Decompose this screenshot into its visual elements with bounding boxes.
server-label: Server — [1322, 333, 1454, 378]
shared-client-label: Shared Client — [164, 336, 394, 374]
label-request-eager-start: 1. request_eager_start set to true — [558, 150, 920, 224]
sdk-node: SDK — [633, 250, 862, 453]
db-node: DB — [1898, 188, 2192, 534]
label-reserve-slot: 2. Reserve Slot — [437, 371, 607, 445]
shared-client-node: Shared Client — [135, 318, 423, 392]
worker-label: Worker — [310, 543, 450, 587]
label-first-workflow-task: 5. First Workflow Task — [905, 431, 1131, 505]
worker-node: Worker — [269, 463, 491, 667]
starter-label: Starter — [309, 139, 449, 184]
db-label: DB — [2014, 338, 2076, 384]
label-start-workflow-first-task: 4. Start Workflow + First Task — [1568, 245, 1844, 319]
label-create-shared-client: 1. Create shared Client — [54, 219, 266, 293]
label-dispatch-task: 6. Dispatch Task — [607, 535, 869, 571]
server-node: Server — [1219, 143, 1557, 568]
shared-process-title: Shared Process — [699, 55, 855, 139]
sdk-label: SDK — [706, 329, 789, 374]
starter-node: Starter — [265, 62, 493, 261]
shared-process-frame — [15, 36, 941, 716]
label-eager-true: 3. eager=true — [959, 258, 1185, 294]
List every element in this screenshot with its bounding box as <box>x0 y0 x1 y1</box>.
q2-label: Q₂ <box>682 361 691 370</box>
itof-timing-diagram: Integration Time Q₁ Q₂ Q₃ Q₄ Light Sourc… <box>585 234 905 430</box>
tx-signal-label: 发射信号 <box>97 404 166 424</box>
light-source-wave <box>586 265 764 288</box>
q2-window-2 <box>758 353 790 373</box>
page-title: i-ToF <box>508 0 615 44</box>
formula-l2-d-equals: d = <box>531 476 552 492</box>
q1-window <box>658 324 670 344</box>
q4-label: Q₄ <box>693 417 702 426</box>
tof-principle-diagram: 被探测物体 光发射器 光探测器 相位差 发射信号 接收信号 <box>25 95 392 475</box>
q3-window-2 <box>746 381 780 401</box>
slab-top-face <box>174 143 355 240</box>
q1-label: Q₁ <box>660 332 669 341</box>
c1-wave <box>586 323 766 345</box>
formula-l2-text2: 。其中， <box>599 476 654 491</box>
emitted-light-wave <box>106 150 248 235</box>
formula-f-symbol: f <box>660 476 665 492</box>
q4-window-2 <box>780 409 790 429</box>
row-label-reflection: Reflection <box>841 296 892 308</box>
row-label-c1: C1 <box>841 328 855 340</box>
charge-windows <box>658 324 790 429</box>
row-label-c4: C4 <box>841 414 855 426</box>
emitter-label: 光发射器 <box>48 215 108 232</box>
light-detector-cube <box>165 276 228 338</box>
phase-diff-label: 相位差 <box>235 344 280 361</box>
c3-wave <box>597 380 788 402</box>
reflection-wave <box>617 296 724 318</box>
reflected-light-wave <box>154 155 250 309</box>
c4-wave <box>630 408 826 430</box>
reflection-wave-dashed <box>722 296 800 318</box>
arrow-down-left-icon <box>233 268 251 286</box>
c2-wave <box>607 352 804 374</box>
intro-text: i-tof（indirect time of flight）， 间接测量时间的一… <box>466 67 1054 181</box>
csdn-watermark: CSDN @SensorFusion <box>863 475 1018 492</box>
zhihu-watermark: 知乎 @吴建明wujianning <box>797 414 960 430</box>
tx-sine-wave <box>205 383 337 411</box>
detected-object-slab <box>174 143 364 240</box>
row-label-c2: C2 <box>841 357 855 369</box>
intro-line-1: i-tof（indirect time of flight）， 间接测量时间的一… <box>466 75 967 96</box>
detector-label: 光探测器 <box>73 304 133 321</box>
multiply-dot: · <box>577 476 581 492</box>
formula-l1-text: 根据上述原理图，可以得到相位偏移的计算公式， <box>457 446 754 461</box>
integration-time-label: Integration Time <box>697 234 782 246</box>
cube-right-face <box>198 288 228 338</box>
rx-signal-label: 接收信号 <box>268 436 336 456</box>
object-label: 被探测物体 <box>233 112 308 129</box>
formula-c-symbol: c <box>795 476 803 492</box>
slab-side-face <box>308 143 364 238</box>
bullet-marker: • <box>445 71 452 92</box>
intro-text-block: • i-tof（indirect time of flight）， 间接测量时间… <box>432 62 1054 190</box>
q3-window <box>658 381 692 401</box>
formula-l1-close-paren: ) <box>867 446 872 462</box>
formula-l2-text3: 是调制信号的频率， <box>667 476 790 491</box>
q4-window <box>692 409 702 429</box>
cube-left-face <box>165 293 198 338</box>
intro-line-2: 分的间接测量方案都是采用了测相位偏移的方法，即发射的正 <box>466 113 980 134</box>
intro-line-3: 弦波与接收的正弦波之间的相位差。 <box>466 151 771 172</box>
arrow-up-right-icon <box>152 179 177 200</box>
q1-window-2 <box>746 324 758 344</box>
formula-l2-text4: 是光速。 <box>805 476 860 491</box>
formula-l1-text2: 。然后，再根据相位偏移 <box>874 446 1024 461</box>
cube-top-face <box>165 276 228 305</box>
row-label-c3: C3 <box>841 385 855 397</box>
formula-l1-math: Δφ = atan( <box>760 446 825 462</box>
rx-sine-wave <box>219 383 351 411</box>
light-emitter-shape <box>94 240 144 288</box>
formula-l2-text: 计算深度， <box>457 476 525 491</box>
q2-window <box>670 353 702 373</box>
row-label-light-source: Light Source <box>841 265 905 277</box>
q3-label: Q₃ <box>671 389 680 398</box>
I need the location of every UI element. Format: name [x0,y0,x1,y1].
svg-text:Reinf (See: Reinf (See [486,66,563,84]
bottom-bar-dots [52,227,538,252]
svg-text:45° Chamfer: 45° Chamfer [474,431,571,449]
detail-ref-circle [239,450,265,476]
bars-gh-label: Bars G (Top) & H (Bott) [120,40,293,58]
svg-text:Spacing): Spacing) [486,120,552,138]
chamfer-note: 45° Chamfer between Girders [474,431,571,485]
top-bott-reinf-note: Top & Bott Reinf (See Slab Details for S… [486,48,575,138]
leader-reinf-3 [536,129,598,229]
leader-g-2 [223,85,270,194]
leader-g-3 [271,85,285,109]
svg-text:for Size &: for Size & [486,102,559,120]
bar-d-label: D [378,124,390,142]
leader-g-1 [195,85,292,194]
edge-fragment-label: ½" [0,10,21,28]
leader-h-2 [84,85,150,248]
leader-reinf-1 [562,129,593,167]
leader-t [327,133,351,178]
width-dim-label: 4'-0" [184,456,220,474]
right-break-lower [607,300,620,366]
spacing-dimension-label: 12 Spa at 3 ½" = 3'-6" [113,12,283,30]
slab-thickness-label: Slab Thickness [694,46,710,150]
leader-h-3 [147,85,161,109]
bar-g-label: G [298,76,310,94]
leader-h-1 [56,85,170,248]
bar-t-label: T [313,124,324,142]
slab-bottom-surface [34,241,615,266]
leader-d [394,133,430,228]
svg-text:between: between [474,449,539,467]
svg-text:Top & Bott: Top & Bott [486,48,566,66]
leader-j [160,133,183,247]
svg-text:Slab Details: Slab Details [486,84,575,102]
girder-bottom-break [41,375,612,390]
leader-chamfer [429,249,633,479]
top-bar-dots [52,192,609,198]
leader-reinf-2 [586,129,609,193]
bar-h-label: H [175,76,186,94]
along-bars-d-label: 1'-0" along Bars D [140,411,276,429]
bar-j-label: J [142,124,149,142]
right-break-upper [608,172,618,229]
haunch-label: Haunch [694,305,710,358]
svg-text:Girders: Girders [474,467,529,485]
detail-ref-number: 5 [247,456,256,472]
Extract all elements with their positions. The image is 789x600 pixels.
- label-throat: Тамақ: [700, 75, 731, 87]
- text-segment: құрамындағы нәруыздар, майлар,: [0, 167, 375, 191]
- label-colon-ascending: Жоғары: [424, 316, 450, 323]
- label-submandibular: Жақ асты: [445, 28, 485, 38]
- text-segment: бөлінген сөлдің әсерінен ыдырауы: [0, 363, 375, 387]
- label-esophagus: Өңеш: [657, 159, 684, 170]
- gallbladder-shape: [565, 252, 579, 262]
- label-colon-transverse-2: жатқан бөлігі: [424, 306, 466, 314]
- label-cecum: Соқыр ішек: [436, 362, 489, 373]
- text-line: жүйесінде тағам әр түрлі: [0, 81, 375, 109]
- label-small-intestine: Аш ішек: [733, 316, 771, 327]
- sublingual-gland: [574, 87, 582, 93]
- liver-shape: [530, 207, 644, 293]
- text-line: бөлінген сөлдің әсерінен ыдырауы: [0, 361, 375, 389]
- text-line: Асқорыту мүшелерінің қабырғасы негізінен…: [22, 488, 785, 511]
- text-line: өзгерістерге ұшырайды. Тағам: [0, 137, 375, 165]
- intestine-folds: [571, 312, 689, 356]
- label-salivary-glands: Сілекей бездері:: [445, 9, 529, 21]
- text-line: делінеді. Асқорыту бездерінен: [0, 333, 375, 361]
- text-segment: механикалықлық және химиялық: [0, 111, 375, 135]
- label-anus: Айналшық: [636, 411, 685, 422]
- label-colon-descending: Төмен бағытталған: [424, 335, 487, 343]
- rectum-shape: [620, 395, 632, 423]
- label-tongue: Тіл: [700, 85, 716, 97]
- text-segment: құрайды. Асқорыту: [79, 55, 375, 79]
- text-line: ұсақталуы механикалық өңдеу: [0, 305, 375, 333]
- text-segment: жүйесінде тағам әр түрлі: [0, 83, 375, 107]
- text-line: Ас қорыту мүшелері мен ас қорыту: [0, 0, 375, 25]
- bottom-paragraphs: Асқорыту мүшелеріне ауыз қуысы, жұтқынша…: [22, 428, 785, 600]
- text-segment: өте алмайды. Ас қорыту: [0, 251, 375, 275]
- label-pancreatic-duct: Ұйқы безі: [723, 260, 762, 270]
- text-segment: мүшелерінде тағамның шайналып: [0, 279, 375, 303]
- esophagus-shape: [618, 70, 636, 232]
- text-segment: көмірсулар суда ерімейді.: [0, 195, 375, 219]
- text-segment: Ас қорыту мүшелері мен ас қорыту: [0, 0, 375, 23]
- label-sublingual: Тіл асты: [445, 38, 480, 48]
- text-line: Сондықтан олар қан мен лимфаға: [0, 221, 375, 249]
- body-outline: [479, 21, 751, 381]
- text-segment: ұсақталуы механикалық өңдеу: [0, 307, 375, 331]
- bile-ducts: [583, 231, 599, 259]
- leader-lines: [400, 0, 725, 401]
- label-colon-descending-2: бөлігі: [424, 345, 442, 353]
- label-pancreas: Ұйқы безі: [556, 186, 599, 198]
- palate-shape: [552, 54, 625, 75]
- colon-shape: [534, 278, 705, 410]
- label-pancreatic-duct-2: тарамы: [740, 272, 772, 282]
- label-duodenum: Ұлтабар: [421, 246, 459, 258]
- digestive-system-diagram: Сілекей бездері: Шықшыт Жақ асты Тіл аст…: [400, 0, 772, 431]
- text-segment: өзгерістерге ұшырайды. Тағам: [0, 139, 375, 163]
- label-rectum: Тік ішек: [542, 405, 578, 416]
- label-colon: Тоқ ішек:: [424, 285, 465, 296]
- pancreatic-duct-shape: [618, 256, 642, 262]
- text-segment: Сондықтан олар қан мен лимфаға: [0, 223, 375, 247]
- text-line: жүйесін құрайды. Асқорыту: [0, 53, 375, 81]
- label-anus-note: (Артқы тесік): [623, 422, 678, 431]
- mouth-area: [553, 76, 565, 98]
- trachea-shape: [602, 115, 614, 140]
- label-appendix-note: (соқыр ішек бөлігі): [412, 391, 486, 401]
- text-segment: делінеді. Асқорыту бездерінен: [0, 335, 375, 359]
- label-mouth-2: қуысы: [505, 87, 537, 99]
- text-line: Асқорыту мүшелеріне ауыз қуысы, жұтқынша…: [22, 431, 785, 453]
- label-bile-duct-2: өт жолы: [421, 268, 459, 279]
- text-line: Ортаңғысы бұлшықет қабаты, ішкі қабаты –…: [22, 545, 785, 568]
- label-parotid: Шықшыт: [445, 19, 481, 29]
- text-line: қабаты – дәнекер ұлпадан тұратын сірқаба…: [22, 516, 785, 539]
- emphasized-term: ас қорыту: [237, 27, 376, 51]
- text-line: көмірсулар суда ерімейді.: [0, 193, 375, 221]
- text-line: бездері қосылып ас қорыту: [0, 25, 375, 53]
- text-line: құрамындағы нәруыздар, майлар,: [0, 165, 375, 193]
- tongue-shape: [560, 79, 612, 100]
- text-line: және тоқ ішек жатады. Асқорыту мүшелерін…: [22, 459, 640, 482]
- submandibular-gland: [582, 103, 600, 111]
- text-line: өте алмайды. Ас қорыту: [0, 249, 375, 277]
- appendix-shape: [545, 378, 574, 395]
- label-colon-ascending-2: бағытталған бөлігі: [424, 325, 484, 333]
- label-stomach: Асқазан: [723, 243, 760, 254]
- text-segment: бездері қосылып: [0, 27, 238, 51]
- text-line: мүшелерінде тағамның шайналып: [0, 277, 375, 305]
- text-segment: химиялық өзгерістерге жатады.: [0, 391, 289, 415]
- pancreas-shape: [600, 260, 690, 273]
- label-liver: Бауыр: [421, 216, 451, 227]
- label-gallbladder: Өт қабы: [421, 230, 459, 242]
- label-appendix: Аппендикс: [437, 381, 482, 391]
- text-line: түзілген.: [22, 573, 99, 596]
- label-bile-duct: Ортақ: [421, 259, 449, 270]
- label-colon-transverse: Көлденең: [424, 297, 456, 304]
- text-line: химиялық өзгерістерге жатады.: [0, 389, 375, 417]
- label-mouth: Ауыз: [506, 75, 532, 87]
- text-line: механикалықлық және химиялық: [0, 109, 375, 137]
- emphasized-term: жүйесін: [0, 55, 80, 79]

Exercise instructions | Transcribe the entries from the very first line up to and including the line that contains "sdk-label: SDK — [706, 329, 789, 374]", keeping every character of each line unchanged.

Task response |
Decompose this screenshot into its visual elements with bounding boxes.
server-label: Server — [1322, 333, 1454, 378]
shared-client-label: Shared Client — [164, 336, 394, 374]
label-request-eager-start: 1. request_eager_start set to true — [558, 150, 920, 224]
sdk-node: SDK — [633, 250, 862, 453]
db-node: DB — [1898, 188, 2192, 534]
label-reserve-slot: 2. Reserve Slot — [437, 371, 607, 445]
shared-client-node: Shared Client — [135, 318, 423, 392]
worker-label: Worker — [310, 543, 450, 587]
label-first-workflow-task: 5. First Workflow Task — [905, 431, 1131, 505]
worker-node: Worker — [269, 463, 491, 667]
starter-label: Starter — [309, 139, 449, 184]
db-label: DB — [2014, 338, 2076, 384]
label-start-workflow-first-task: 4. Start Workflow + First Task — [1568, 245, 1844, 319]
label-create-shared-client: 1. Create shared Client — [54, 219, 266, 293]
label-dispatch-task: 6. Dispatch Task — [607, 535, 869, 571]
server-node: Server — [1219, 143, 1557, 568]
shared-process-title: Shared Process — [699, 55, 855, 139]
sdk-label: SDK — [706, 329, 789, 374]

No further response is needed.